*Given instruction*:
Will you quote all of the entries, word for word?

*Dataset excerpts*:

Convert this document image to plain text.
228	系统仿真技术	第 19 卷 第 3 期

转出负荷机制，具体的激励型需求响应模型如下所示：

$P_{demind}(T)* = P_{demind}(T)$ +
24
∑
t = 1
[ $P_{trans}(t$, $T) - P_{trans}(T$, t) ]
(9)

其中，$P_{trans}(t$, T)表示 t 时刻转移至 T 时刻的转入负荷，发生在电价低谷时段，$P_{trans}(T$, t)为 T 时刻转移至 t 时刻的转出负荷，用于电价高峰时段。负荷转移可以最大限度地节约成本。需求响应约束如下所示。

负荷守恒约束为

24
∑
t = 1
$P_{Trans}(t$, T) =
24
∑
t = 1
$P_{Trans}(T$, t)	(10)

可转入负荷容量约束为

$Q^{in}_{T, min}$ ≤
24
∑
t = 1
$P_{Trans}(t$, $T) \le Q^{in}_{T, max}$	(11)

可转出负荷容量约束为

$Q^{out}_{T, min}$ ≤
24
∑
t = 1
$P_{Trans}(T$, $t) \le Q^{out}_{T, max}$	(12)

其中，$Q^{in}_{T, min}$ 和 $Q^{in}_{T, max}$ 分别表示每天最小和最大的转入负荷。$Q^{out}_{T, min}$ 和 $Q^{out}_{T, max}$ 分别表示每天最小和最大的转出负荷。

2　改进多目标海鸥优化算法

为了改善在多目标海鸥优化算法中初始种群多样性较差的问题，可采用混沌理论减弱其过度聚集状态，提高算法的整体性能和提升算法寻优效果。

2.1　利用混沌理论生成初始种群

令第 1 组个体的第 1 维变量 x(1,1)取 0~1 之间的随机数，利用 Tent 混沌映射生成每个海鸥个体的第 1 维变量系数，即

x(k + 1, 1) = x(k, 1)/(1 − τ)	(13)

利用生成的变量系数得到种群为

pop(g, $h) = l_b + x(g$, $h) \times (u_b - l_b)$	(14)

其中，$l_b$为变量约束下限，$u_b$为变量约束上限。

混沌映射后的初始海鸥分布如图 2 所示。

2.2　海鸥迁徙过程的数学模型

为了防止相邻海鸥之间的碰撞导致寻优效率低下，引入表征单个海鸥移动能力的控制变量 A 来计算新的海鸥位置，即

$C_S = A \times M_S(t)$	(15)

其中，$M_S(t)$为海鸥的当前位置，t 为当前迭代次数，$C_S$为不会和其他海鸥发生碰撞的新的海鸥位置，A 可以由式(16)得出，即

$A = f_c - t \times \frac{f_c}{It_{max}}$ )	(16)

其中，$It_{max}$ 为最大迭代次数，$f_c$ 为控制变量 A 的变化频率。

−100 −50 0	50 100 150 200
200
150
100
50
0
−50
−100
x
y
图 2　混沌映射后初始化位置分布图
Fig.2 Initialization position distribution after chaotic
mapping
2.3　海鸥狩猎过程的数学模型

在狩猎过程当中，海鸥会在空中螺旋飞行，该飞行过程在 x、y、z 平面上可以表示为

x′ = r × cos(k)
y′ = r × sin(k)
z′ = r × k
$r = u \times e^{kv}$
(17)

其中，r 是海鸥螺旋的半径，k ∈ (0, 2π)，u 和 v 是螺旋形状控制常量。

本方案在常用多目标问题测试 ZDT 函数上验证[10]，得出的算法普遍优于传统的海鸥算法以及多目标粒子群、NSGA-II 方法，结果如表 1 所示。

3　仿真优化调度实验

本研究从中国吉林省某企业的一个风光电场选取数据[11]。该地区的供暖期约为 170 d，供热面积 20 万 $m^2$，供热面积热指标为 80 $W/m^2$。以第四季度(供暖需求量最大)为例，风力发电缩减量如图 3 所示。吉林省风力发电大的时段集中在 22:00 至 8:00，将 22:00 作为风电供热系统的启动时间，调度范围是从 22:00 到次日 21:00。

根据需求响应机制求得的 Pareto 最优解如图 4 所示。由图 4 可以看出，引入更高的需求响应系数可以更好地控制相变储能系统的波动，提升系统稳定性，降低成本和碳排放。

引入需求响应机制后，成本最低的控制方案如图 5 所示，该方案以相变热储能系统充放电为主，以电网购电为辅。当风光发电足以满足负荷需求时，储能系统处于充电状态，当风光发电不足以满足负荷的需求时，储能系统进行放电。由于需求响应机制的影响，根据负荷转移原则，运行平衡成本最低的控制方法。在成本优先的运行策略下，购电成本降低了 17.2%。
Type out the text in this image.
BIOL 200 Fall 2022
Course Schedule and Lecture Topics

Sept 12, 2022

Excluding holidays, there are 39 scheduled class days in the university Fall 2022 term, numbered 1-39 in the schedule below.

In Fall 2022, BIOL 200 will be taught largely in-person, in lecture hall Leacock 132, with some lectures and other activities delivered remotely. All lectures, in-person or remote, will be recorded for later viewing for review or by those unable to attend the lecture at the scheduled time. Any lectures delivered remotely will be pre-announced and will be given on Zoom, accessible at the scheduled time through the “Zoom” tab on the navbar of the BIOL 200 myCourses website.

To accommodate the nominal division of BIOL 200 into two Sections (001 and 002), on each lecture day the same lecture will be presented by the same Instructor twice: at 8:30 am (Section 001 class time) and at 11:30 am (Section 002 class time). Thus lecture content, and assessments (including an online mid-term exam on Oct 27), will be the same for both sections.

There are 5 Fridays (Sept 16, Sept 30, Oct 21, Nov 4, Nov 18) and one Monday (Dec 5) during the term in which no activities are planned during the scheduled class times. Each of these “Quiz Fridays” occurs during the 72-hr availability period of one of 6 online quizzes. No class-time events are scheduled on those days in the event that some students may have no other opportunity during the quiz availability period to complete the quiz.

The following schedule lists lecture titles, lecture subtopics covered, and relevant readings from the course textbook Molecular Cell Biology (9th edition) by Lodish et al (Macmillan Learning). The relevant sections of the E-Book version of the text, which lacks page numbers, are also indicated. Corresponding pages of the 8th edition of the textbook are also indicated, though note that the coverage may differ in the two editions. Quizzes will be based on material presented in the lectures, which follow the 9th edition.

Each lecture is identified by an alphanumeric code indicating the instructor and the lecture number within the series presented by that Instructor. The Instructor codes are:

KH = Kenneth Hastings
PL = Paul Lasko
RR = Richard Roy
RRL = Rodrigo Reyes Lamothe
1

*Correct answer*:
Convert this document image to plain text.
228	系统仿真技术	第 19 卷 第 3 期

转出负荷机制，具体的激励型需求响应模型如下所示：

$P_{demind}(T)* = P_{demind}(T)$ +
24
∑
t = 1
[ $P_{trans}(t$, $T) - P_{trans}(T$, t) ]
(9)

其中，$P_{trans}(t$, T)表示 t 时刻转移至 T 时刻的转入负荷，发生在电价低谷时段，$P_{trans}(T$, t)为 T 时刻转移至 t 时刻的转出负荷，用于电价高峰时段。负荷转移可以最大限度地节约成本。需求响应约束如下所示。

负荷守恒约束为

24
∑
t = 1
$P_{Trans}(t$, T) =
24
∑
t = 1
$P_{Trans}(T$, t)	(10)

可转入负荷容量约束为

$Q^{in}_{T, min}$ ≤
24
∑
t = 1
$P_{Trans}(t$, $T) \le Q^{in}_{T, max}$	(11)

可转出负荷容量约束为

$Q^{out}_{T, min}$ ≤
24
∑
t = 1
$P_{Trans}(T$, $t) \le Q^{out}_{T, max}$	(12)

其中，$Q^{in}_{T, min}$ 和 $Q^{in}_{T, max}$ 分别表示每天最小和最大的转入负荷。$Q^{out}_{T, min}$ 和 $Q^{out}_{T, max}$ 分别表示每天最小和最大的转出负荷。

2　改进多目标海鸥优化算法

为了改善在多目标海鸥优化算法中初始种群多样性较差的问题，可采用混沌理论减弱其过度聚集状态，提高算法的整体性能和提升算法寻优效果。

2.1　利用混沌理论生成初始种群

令第 1 组个体的第 1 维变量 x(1,1)取 0~1 之间的随机数，利用 Tent 混沌映射生成每个海鸥个体的第 1 维变量系数，即

x(k + 1, 1) = x(k, 1)/(1 − τ)	(13)

利用生成的变量系数得到种群为

pop(g, $h) = l_b + x(g$, $h) \times (u_b - l_b)$	(14)

其中，$l_b$为变量约束下限，$u_b$为变量约束上限。

混沌映射后的初始海鸥分布如图 2 所示。

2.2　海鸥迁徙过程的数学模型

为了防止相邻海鸥之间的碰撞导致寻优效率低下，引入表征单个海鸥移动能力的控制变量 A 来计算新的海鸥位置，即

$C_S = A \times M_S(t)$	(15)

其中，$M_S(t)$为海鸥的当前位置，t 为当前迭代次数，$C_S$为不会和其他海鸥发生碰撞的新的海鸥位置，A 可以由式(16)得出，即

$A = f_c - t \times \frac{f_c}{It_{max}}$ )	(16)

其中，$It_{max}$ 为最大迭代次数，$f_c$ 为控制变量 A 的变化频率。

−100 −50 0	50 100 150 200
200
150
100
50
0
−50
−100
x
y
图 2　混沌映射后初始化位置分布图
Fig.2 Initialization position distribution after chaotic
mapping
2.3　海鸥狩猎过程的数学模型

在狩猎过程当中，海鸥会在空中螺旋飞行，该飞行过程在 x、y、z 平面上可以表示为

x′ = r × cos(k)
y′ = r × sin(k)
z′ = r × k
$r = u \times e^{kv}$
(17)

其中，r 是海鸥螺旋的半径，k ∈ (0, 2π)，u 和 v 是螺旋形状控制常量。

本方案在常用多目标问题测试 ZDT 函数上验证[10]，得出的算法普遍优于传统的海鸥算法以及多目标粒子群、NSGA-II 方法，结果如表 1 所示。

3　仿真优化调度实验

本研究从中国吉林省某企业的一个风光电场选取数据[11]。该地区的供暖期约为 170 d，供热面积 20 万 $m^2$，供热面积热指标为 80 $W/m^2$。以第四季度(供暖需求量最大)为例，风力发电缩减量如图 3 所示。吉林省风力发电大的时段集中在 22:00 至 8:00，将 22:00 作为风电供热系统的启动时间，调度范围是从 22:00 到次日 21:00。

根据需求响应机制求得的 Pareto 最优解如图 4 所示。由图 4 可以看出，引入更高的需求响应系数可以更好地控制相变储能系统的波动，提升系统稳定性，降低成本和碳排放。

引入需求响应机制后，成本最低的控制方案如图 5 所示，该方案以相变热储能系统充放电为主，以电网购电为辅。当风光发电足以满足负荷需求时，储能系统处于充电状态，当风光发电不足以满足负荷的需求时，储能系统进行放电。由于需求响应机制的影响，根据负荷转移原则，运行平衡成本最低的控制方法。在成本优先的运行策略下，购电成本降低了 17.2%。
Type out the text in this image.
BIOL 200 Fall 2022
Course Schedule and Lecture Topics

Sept 12, 2022

Excluding holidays, there are 39 scheduled class days in the university Fall 2022 term, numbered 1-39 in the schedule below.

In Fall 2022, BIOL 200 will be taught largely in-person, in lecture hall Leacock 132, with some lectures and other activities delivered remotely. All lectures, in-person or remote, will be recorded for later viewing for review or by those unable to attend the lecture at the scheduled time. Any lectures delivered remotely will be pre-announced and will be given on Zoom, accessible at the scheduled time through the “Zoom” tab on the navbar of the BIOL 200 myCourses website.

To accommodate the nominal division of BIOL 200 into two Sections (001 and 002), on each lecture day the same lecture will be presented by the same Instructor twice: at 8:30 am (Section 001 class time) and at 11:30 am (Section 002 class time). Thus lecture content, and assessments (including an online mid-term exam on Oct 27), will be the same for both sections.

There are 5 Fridays (Sept 16, Sept 30, Oct 21, Nov 4, Nov 18) and one Monday (Dec 5) during the term in which no activities are planned during the scheduled class times. Each of these “Quiz Fridays” occurs during the 72-hr availability period of one of 6 online quizzes. No class-time events are scheduled on those days in the event that some students may have no other opportunity during the quiz availability period to complete the quiz.

The following schedule lists lecture titles, lecture subtopics covered, and relevant readings from the course textbook Molecular Cell Biology (9th edition) by Lodish et al (Macmillan Learning). The relevant sections of the E-Book version of the text, which lacks page numbers, are also indicated. Corresponding pages of the 8th edition of the textbook are also indicated, though note that the coverage may differ in the two editions. Quizzes will be based on material presented in the lectures, which follow the 9th edition.

Each lecture is identified by an alphanumeric code indicating the instructor and the lecture number within the series presented by that Instructor. The Instructor codes are:

KH = Kenneth Hastings
PL = Paul Lasko
RR = Richard Roy
RRL = Rodrigo Reyes Lamothe
1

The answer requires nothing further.